** start **
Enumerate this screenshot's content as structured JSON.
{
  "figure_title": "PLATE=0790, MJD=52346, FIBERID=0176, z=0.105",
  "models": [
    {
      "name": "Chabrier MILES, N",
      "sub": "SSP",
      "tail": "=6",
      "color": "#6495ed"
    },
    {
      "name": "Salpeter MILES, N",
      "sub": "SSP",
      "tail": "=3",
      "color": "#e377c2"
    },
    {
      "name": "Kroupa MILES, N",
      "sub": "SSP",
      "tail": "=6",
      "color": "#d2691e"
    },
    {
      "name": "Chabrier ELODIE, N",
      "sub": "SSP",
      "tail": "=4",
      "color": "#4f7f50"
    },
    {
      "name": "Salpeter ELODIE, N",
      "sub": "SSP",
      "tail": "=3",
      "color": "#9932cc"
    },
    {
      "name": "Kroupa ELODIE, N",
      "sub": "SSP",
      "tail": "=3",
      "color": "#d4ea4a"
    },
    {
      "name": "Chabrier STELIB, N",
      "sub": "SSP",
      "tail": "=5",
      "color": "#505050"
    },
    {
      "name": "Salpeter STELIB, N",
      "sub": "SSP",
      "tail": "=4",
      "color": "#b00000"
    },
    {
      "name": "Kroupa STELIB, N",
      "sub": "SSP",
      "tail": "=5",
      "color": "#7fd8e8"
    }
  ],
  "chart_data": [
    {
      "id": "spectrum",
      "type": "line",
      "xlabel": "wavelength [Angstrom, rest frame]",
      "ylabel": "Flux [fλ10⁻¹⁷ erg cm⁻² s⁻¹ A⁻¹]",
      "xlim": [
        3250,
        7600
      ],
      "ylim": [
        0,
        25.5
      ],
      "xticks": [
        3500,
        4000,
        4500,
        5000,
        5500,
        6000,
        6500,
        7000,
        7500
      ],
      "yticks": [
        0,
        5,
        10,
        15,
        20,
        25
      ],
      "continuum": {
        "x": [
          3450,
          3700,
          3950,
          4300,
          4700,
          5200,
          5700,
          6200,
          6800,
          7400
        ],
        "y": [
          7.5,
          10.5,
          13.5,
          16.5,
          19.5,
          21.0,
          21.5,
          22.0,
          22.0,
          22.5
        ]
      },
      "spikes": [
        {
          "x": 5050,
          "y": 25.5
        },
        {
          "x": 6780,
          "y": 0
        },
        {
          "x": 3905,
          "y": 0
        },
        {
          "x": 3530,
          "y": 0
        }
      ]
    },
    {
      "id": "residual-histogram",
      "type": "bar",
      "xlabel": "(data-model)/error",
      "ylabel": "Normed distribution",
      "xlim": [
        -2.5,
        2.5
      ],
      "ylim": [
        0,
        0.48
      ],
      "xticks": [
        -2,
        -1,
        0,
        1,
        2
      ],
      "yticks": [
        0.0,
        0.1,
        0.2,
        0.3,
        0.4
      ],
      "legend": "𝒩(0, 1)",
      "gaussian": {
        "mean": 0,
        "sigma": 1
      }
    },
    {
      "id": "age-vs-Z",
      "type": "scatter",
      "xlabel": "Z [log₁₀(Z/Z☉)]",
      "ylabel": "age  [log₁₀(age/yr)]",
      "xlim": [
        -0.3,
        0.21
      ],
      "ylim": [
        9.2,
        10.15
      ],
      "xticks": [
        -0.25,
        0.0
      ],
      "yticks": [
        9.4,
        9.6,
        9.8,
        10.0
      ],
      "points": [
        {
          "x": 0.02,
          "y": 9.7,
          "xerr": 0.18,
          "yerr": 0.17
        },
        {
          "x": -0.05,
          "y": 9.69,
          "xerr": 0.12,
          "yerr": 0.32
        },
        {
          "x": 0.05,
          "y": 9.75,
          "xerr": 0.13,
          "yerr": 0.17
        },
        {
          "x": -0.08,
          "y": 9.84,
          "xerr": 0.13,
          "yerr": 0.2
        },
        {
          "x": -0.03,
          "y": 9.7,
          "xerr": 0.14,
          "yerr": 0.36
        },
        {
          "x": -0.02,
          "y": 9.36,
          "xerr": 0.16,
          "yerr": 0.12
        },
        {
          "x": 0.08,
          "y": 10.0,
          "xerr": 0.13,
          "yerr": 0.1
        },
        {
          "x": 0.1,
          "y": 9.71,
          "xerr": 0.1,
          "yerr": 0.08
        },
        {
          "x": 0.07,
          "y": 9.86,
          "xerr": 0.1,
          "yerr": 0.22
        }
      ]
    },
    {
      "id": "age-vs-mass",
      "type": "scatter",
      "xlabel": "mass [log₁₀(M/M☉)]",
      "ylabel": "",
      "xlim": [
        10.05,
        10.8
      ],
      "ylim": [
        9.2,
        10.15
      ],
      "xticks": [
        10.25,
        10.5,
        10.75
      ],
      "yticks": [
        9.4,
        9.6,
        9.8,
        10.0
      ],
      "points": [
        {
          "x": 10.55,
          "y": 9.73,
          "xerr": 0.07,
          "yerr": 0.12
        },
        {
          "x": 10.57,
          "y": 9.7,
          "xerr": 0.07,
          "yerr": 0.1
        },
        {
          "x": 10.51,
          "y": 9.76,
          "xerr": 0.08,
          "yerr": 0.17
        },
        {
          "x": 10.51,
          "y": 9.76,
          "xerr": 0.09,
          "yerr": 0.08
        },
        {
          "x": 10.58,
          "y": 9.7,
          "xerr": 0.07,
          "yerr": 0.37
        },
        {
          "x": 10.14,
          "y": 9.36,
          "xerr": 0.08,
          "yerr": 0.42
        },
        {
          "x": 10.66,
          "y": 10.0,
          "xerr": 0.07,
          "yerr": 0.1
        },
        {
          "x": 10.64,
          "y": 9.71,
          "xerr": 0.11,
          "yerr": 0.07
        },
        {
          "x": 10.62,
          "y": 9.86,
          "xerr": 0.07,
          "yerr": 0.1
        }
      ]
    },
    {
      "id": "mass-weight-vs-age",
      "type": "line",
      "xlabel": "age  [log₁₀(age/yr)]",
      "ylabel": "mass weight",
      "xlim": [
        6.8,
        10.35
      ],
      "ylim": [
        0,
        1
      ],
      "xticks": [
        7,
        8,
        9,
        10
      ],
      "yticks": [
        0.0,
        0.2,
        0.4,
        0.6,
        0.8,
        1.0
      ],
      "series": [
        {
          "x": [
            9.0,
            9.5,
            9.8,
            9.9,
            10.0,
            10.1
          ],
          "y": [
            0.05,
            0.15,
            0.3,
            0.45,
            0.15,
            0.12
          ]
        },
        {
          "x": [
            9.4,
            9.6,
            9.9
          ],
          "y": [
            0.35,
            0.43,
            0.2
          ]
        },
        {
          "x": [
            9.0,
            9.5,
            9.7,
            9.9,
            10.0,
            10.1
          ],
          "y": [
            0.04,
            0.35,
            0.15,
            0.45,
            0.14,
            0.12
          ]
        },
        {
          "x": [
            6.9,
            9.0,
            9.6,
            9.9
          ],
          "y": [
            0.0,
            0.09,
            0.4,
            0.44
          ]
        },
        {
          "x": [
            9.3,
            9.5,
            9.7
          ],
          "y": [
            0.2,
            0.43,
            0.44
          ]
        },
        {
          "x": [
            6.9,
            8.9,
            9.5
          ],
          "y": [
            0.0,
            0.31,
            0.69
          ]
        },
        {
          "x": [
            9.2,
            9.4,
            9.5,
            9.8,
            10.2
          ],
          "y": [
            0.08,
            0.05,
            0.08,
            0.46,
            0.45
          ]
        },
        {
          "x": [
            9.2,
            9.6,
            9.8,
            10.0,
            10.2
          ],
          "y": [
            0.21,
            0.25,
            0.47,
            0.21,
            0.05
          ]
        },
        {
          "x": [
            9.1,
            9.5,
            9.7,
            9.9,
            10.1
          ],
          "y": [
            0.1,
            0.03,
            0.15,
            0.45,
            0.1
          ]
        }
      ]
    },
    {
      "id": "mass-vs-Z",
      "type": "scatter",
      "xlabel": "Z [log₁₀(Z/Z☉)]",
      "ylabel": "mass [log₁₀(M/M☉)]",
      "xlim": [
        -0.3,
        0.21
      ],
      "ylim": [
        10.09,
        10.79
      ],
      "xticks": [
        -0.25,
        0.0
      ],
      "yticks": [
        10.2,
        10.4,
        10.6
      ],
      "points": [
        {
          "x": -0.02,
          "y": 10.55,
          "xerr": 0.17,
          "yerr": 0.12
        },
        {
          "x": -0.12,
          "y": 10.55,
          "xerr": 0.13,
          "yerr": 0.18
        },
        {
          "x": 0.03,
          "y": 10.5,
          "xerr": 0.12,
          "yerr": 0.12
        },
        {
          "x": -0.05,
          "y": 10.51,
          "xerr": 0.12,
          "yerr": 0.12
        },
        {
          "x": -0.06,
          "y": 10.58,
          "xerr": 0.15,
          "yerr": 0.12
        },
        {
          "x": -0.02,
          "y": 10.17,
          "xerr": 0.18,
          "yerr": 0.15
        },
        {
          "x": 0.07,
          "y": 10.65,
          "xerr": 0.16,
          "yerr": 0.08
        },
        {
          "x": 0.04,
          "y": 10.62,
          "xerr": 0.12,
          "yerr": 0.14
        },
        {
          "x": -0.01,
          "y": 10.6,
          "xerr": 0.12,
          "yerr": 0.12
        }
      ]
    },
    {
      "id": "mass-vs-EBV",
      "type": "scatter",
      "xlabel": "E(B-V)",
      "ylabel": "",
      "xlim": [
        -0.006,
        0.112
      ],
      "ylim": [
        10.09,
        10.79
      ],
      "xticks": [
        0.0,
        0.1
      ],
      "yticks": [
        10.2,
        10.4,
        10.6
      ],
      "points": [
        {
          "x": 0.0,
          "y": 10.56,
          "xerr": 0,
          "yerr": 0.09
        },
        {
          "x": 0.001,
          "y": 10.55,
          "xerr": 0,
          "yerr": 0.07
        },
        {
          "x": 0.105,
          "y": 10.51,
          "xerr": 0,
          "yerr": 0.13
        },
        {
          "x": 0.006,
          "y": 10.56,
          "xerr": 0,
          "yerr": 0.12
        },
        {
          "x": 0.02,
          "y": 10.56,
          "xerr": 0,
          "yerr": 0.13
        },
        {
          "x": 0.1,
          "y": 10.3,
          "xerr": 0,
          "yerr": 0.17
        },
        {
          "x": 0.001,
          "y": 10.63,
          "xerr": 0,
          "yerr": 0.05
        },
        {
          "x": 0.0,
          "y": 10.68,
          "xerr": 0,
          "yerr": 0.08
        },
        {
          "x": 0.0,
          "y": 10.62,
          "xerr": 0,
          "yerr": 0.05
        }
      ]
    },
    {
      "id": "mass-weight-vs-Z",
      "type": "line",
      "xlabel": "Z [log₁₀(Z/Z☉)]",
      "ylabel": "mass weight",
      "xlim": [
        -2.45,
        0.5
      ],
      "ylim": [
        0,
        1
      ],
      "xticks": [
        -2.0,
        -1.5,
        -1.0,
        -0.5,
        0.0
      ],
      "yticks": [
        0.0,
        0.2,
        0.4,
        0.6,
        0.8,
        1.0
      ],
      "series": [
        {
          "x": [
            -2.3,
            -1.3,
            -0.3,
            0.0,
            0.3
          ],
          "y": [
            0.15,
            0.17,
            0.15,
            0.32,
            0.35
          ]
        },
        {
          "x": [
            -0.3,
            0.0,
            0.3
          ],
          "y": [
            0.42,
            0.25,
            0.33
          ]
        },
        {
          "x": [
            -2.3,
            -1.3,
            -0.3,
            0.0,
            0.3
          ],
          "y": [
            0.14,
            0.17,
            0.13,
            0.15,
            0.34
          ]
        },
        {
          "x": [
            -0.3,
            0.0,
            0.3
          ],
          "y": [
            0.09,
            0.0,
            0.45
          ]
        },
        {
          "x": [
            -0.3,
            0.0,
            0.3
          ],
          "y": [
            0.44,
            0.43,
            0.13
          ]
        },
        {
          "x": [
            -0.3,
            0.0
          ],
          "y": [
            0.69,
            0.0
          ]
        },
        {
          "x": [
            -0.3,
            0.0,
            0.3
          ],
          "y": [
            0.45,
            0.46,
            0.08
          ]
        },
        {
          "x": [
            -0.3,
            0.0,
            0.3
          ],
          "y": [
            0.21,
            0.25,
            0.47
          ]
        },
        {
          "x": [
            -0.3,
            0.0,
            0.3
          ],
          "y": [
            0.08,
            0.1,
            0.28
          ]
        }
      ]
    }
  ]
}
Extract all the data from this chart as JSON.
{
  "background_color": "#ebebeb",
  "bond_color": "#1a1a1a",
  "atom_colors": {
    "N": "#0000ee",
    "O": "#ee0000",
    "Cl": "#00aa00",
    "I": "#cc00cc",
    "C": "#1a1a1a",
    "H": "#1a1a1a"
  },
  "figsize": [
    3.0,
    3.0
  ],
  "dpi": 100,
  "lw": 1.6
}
** end **
Locate the line that contains "Extract all the data from this chart as JSON.", then please quote it and every line after it to the end of the entries above, exactly and with nothing else.

Extract all the data from this chart as JSON.
{
  "background_color": "#ebebeb",
  "bond_color": "#1a1a1a",
  "atom_colors": {
    "N": "#0000ee",
    "O": "#ee0000",
    "Cl": "#00aa00",
    "I": "#cc00cc",
    "C": "#1a1a1a",
    "H": "#1a1a1a"
  },
  "figsize": [
    3.0,
    3.0
  ],
  "dpi": 100,
  "lw": 1.6
}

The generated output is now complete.